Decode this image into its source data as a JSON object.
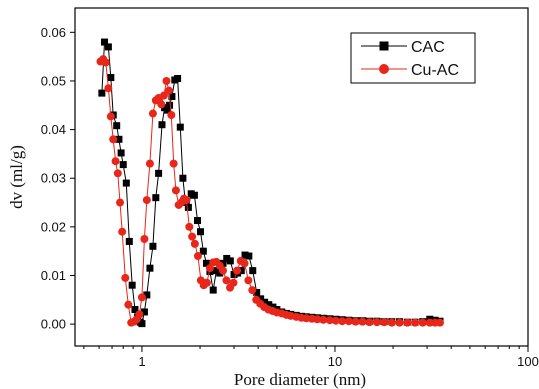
{
  "chart_data": {
    "type": "scatter",
    "title": "",
    "xlabel": "Pore diameter (nm)",
    "ylabel": "dv (ml/g)",
    "xscale": "log",
    "xlim": [
      0.45,
      100
    ],
    "ylim": [
      -0.0045,
      0.065
    ],
    "xticks": [
      1,
      10,
      100
    ],
    "yticks": [
      0.0,
      0.01,
      0.02,
      0.03,
      0.04,
      0.05,
      0.06
    ],
    "ytick_labels": [
      "0.00",
      "0.01",
      "0.02",
      "0.03",
      "0.04",
      "0.05",
      "0.06"
    ],
    "xtick_labels": [
      "1",
      "10",
      "100"
    ],
    "grid": false,
    "legend_position": "top-right",
    "series": [
      {
        "name": "CAC",
        "marker": "square",
        "color": "#000000",
        "x": [
          0.62,
          0.64,
          0.67,
          0.69,
          0.71,
          0.74,
          0.76,
          0.78,
          0.8,
          0.83,
          0.86,
          0.89,
          0.92,
          0.95,
          0.98,
          1.0,
          1.03,
          1.06,
          1.1,
          1.14,
          1.18,
          1.22,
          1.27,
          1.31,
          1.35,
          1.39,
          1.43,
          1.48,
          1.53,
          1.58,
          1.63,
          1.68,
          1.74,
          1.8,
          1.87,
          1.94,
          2.01,
          2.08,
          2.16,
          2.25,
          2.34,
          2.43,
          2.53,
          2.63,
          2.75,
          2.87,
          3.0,
          3.13,
          3.27,
          3.42,
          3.58,
          3.75,
          3.93,
          4.12,
          4.32,
          4.54,
          4.77,
          5.0,
          5.3,
          5.6,
          5.9,
          6.3,
          6.7,
          7.1,
          7.6,
          8.1,
          8.7,
          9.4,
          10.1,
          10.9,
          11.8,
          12.8,
          13.9,
          15.1,
          16.5,
          18.0,
          19.7,
          21.6,
          23.7,
          26.0,
          28.5,
          31.0,
          33.0,
          35.0
        ],
        "y": [
          0.0475,
          0.058,
          0.057,
          0.0507,
          0.043,
          0.0408,
          0.038,
          0.0352,
          0.0328,
          0.029,
          0.017,
          0.008,
          0.003,
          0.0015,
          0.0004,
          0.0001,
          0.0025,
          0.006,
          0.0115,
          0.016,
          0.026,
          0.031,
          0.041,
          0.0445,
          0.044,
          0.045,
          0.0468,
          0.0502,
          0.0505,
          0.0405,
          0.03,
          0.025,
          0.024,
          0.0268,
          0.0265,
          0.0213,
          0.019,
          0.015,
          0.0125,
          0.0108,
          0.007,
          0.011,
          0.0105,
          0.0125,
          0.0135,
          0.013,
          0.0102,
          0.0105,
          0.011,
          0.0142,
          0.014,
          0.011,
          0.0065,
          0.0052,
          0.0045,
          0.004,
          0.0035,
          0.003,
          0.0025,
          0.0022,
          0.002,
          0.0018,
          0.0016,
          0.0015,
          0.0014,
          0.0013,
          0.0012,
          0.0011,
          0.001,
          0.0009,
          0.0008,
          0.0007,
          0.0007,
          0.0006,
          0.0006,
          0.0005,
          0.0005,
          0.0005,
          0.0004,
          0.0004,
          0.0005,
          0.001,
          0.0008,
          0.0006
        ]
      },
      {
        "name": "Cu-AC",
        "marker": "circle",
        "color": "#e8261a",
        "x": [
          0.61,
          0.63,
          0.65,
          0.67,
          0.69,
          0.71,
          0.73,
          0.75,
          0.77,
          0.79,
          0.82,
          0.85,
          0.88,
          0.91,
          0.94,
          0.97,
          1.0,
          1.03,
          1.06,
          1.1,
          1.14,
          1.18,
          1.22,
          1.26,
          1.3,
          1.34,
          1.38,
          1.42,
          1.46,
          1.5,
          1.55,
          1.6,
          1.65,
          1.7,
          1.76,
          1.82,
          1.88,
          1.95,
          2.02,
          2.09,
          2.17,
          2.25,
          2.34,
          2.43,
          2.53,
          2.63,
          2.74,
          2.86,
          2.98,
          3.11,
          3.25,
          3.4,
          3.56,
          3.73,
          3.91,
          4.1,
          4.3,
          4.52,
          4.75,
          5.0,
          5.3,
          5.6,
          5.9,
          6.3,
          6.7,
          7.1,
          7.6,
          8.1,
          8.7,
          9.4,
          10.1,
          10.9,
          11.8,
          12.8,
          13.9,
          15.1,
          16.5,
          18.0,
          19.7,
          21.6,
          23.7,
          26.0,
          28.5,
          31.0,
          33.0,
          35.0
        ],
        "y": [
          0.054,
          0.0545,
          0.0538,
          0.0485,
          0.0427,
          0.038,
          0.0335,
          0.031,
          0.025,
          0.019,
          0.0095,
          0.004,
          0.0003,
          0.0005,
          0.001,
          0.002,
          0.0055,
          0.0175,
          0.0255,
          0.033,
          0.0433,
          0.046,
          0.0465,
          0.0452,
          0.047,
          0.05,
          0.048,
          0.043,
          0.033,
          0.0275,
          0.0245,
          0.025,
          0.0258,
          0.0255,
          0.02,
          0.018,
          0.0165,
          0.014,
          0.009,
          0.008,
          0.0085,
          0.0115,
          0.0127,
          0.0128,
          0.012,
          0.011,
          0.009,
          0.0075,
          0.0085,
          0.011,
          0.013,
          0.0125,
          0.009,
          0.007,
          0.005,
          0.0042,
          0.0035,
          0.003,
          0.0027,
          0.0024,
          0.0022,
          0.0019,
          0.0017,
          0.0015,
          0.0013,
          0.0012,
          0.0011,
          0.001,
          0.0009,
          0.0008,
          0.0007,
          0.0006,
          0.0006,
          0.0005,
          0.0005,
          0.0004,
          0.0004,
          0.0004,
          0.0003,
          0.0003,
          0.0003,
          0.0003,
          0.0003,
          0.0003,
          0.0003,
          0.0003
        ]
      }
    ]
  }
}
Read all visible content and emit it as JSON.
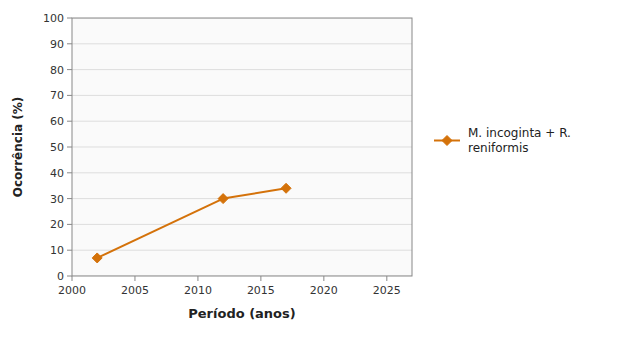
{
  "chart_data": {
    "type": "line",
    "x": [
      2002,
      2012,
      2017
    ],
    "series": [
      {
        "name": "M. incoginta + R.\nreniformis",
        "color": "#D4720A",
        "marker": "diamond",
        "values": [
          7,
          30,
          34
        ]
      }
    ],
    "x_label": "Período (anos)",
    "y_label": "Ocorrência (%)",
    "xlim": [
      2000,
      2027
    ],
    "ylim": [
      0,
      100
    ],
    "xticks": [
      2000,
      2005,
      2010,
      2015,
      2020,
      2025
    ],
    "yticks": [
      0,
      10,
      20,
      30,
      40,
      50,
      60,
      70,
      80,
      90,
      100
    ],
    "grid": "y",
    "legend": "right"
  }
}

--------

What the task asks:
The copy should hold exactly the lines from the line containing "Read all visible content and emit it as JSON." through the end of the data, both ends included, and no pictures.

Solution to this exercise:
Read all visible content and emit it as JSON.
{
  "chart_data": {
    "type": "line",
    "x": [
      2002,
      2012,
      2017
    ],
    "series": [
      {
        "name": "M. incoginta + R.\nreniformis",
        "color": "#D4720A",
        "marker": "diamond",
        "values": [
          7,
          30,
          34
        ]
      }
    ],
    "x_label": "Período (anos)",
    "y_label": "Ocorrência (%)",
    "xlim": [
      2000,
      2027
    ],
    "ylim": [
      0,
      100
    ],
    "xticks": [
      2000,
      2005,
      2010,
      2015,
      2020,
      2025
    ],
    "yticks": [
      0,
      10,
      20,
      30,
      40,
      50,
      60,
      70,
      80,
      90,
      100
    ],
    "grid": "y",
    "legend": "right"
  }
}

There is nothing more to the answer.